### Material supplied
+++

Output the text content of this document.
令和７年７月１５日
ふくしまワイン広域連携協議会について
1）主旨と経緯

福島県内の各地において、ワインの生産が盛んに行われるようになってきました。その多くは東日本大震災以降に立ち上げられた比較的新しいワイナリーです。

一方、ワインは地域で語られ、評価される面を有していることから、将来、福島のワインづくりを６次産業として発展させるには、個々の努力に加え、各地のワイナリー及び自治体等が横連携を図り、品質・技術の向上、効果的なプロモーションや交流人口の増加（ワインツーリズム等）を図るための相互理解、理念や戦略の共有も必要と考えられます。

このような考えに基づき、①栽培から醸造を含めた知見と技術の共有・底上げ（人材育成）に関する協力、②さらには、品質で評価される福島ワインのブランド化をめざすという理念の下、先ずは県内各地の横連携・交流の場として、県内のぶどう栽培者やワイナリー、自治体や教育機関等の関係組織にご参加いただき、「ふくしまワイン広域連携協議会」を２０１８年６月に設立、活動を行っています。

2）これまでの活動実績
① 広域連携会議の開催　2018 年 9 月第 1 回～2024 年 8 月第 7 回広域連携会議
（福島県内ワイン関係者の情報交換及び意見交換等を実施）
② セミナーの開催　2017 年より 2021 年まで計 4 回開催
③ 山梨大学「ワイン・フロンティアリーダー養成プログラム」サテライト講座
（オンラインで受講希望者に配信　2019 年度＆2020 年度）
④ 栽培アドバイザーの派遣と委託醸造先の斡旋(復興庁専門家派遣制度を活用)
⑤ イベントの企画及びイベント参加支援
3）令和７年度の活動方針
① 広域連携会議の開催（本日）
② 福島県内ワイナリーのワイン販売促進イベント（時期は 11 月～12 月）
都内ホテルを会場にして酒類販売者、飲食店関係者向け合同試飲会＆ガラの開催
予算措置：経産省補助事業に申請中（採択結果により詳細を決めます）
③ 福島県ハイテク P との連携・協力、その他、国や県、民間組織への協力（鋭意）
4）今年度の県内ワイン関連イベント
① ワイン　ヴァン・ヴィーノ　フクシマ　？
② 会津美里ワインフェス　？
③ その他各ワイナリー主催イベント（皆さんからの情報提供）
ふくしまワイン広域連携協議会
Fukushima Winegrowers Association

+++

### Goal of the exercise
Extract all lines as given.

### Reply to the exercise
Output the text content of this document.
令和７年７月１５日
ふくしまワイン広域連携協議会について
1）主旨と経緯

福島県内の各地において、ワインの生産が盛んに行われるようになってきました。その多くは東日本大震災以降に立ち上げられた比較的新しいワイナリーです。

一方、ワインは地域で語られ、評価される面を有していることから、将来、福島のワインづくりを６次産業として発展させるには、個々の努力に加え、各地のワイナリー及び自治体等が横連携を図り、品質・技術の向上、効果的なプロモーションや交流人口の増加（ワインツーリズム等）を図るための相互理解、理念や戦略の共有も必要と考えられます。

このような考えに基づき、①栽培から醸造を含めた知見と技術の共有・底上げ（人材育成）に関する協力、②さらには、品質で評価される福島ワインのブランド化をめざすという理念の下、先ずは県内各地の横連携・交流の場として、県内のぶどう栽培者やワイナリー、自治体や教育機関等の関係組織にご参加いただき、「ふくしまワイン広域連携協議会」を２０１８年６月に設立、活動を行っています。

2）これまでの活動実績
① 広域連携会議の開催　2018 年 9 月第 1 回～2024 年 8 月第 7 回広域連携会議
（福島県内ワイン関係者の情報交換及び意見交換等を実施）
② セミナーの開催　2017 年より 2021 年まで計 4 回開催
③ 山梨大学「ワイン・フロンティアリーダー養成プログラム」サテライト講座
（オンラインで受講希望者に配信　2019 年度＆2020 年度）
④ 栽培アドバイザーの派遣と委託醸造先の斡旋(復興庁専門家派遣制度を活用)
⑤ イベントの企画及びイベント参加支援
3）令和７年度の活動方針
① 広域連携会議の開催（本日）
② 福島県内ワイナリーのワイン販売促進イベント（時期は 11 月～12 月）
都内ホテルを会場にして酒類販売者、飲食店関係者向け合同試飲会＆ガラの開催
予算措置：経産省補助事業に申請中（採択結果により詳細を決めます）
③ 福島県ハイテク P との連携・協力、その他、国や県、民間組織への協力（鋭意）
4）今年度の県内ワイン関連イベント
① ワイン　ヴァン・ヴィーノ　フクシマ　？
② 会津美里ワインフェス　？
③ その他各ワイナリー主催イベント（皆さんからの情報提供）
ふくしまワイン広域連携協議会
Fukushima Winegrowers Association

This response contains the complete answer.